(Your goal): Extract every record, keeping each one exactly as it is.

--- Start Given information ---

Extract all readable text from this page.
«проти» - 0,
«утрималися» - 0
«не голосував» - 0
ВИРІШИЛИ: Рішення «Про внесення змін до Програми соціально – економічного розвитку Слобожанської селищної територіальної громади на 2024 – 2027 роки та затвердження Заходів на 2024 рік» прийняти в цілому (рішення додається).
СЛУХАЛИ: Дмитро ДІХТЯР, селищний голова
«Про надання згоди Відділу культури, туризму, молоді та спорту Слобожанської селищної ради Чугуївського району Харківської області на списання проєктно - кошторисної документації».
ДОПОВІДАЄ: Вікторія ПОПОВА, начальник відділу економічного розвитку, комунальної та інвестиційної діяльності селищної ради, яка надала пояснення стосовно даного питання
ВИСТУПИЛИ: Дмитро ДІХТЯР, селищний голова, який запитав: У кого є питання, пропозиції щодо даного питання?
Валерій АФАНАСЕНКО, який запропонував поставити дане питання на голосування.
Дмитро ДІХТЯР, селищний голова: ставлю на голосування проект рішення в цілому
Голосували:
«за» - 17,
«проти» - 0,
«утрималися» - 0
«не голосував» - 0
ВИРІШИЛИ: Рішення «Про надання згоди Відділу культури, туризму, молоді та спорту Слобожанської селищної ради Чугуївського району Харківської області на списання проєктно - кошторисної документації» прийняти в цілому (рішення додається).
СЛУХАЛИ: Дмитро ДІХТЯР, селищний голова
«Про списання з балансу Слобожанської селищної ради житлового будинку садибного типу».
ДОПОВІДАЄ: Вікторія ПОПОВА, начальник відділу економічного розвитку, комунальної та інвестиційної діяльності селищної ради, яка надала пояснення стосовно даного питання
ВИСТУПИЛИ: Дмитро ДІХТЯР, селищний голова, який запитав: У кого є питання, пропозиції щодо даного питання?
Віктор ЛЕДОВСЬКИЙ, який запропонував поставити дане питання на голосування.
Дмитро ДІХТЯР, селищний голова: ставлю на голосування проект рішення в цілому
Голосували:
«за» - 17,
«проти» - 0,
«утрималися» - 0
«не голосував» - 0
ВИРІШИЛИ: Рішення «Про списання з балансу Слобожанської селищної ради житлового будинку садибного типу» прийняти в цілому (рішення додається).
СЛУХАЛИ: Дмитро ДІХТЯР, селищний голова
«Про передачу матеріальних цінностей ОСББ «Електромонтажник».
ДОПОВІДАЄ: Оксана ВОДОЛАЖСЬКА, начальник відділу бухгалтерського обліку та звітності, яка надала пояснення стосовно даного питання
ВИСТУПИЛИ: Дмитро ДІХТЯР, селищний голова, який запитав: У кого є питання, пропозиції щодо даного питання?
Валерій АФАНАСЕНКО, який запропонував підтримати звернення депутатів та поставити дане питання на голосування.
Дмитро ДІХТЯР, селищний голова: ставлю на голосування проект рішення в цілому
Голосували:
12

--- End Given information ---

(Completed task):
Extract all readable text from this page.
«проти» - 0,
«утрималися» - 0
«не голосував» - 0
ВИРІШИЛИ: Рішення «Про внесення змін до Програми соціально – економічного розвитку Слобожанської селищної територіальної громади на 2024 – 2027 роки та затвердження Заходів на 2024 рік» прийняти в цілому (рішення додається).
СЛУХАЛИ: Дмитро ДІХТЯР, селищний голова
«Про надання згоди Відділу культури, туризму, молоді та спорту Слобожанської селищної ради Чугуївського району Харківської області на списання проєктно - кошторисної документації».
ДОПОВІДАЄ: Вікторія ПОПОВА, начальник відділу економічного розвитку, комунальної та інвестиційної діяльності селищної ради, яка надала пояснення стосовно даного питання
ВИСТУПИЛИ: Дмитро ДІХТЯР, селищний голова, який запитав: У кого є питання, пропозиції щодо даного питання?
Валерій АФАНАСЕНКО, який запропонував поставити дане питання на голосування.
Дмитро ДІХТЯР, селищний голова: ставлю на голосування проект рішення в цілому
Голосували:
«за» - 17,
«проти» - 0,
«утрималися» - 0
«не голосував» - 0
ВИРІШИЛИ: Рішення «Про надання згоди Відділу культури, туризму, молоді та спорту Слобожанської селищної ради Чугуївського району Харківської області на списання проєктно - кошторисної документації» прийняти в цілому (рішення додається).
СЛУХАЛИ: Дмитро ДІХТЯР, селищний голова
«Про списання з балансу Слобожанської селищної ради житлового будинку садибного типу».
ДОПОВІДАЄ: Вікторія ПОПОВА, начальник відділу економічного розвитку, комунальної та інвестиційної діяльності селищної ради, яка надала пояснення стосовно даного питання
ВИСТУПИЛИ: Дмитро ДІХТЯР, селищний голова, який запитав: У кого є питання, пропозиції щодо даного питання?
Віктор ЛЕДОВСЬКИЙ, який запропонував поставити дане питання на голосування.
Дмитро ДІХТЯР, селищний голова: ставлю на голосування проект рішення в цілому
Голосували:
«за» - 17,
«проти» - 0,
«утрималися» - 0
«не голосував» - 0
ВИРІШИЛИ: Рішення «Про списання з балансу Слобожанської селищної ради житлового будинку садибного типу» прийняти в цілому (рішення додається).
СЛУХАЛИ: Дмитро ДІХТЯР, селищний голова
«Про передачу матеріальних цінностей ОСББ «Електромонтажник».
ДОПОВІДАЄ: Оксана ВОДОЛАЖСЬКА, начальник відділу бухгалтерського обліку та звітності, яка надала пояснення стосовно даного питання
ВИСТУПИЛИ: Дмитро ДІХТЯР, селищний голова, який запитав: У кого є питання, пропозиції щодо даного питання?
Валерій АФАНАСЕНКО, який запропонував підтримати звернення депутатів та поставити дане питання на голосування.
Дмитро ДІХТЯР, селищний голова: ставлю на голосування проект рішення в цілому
Голосували:
12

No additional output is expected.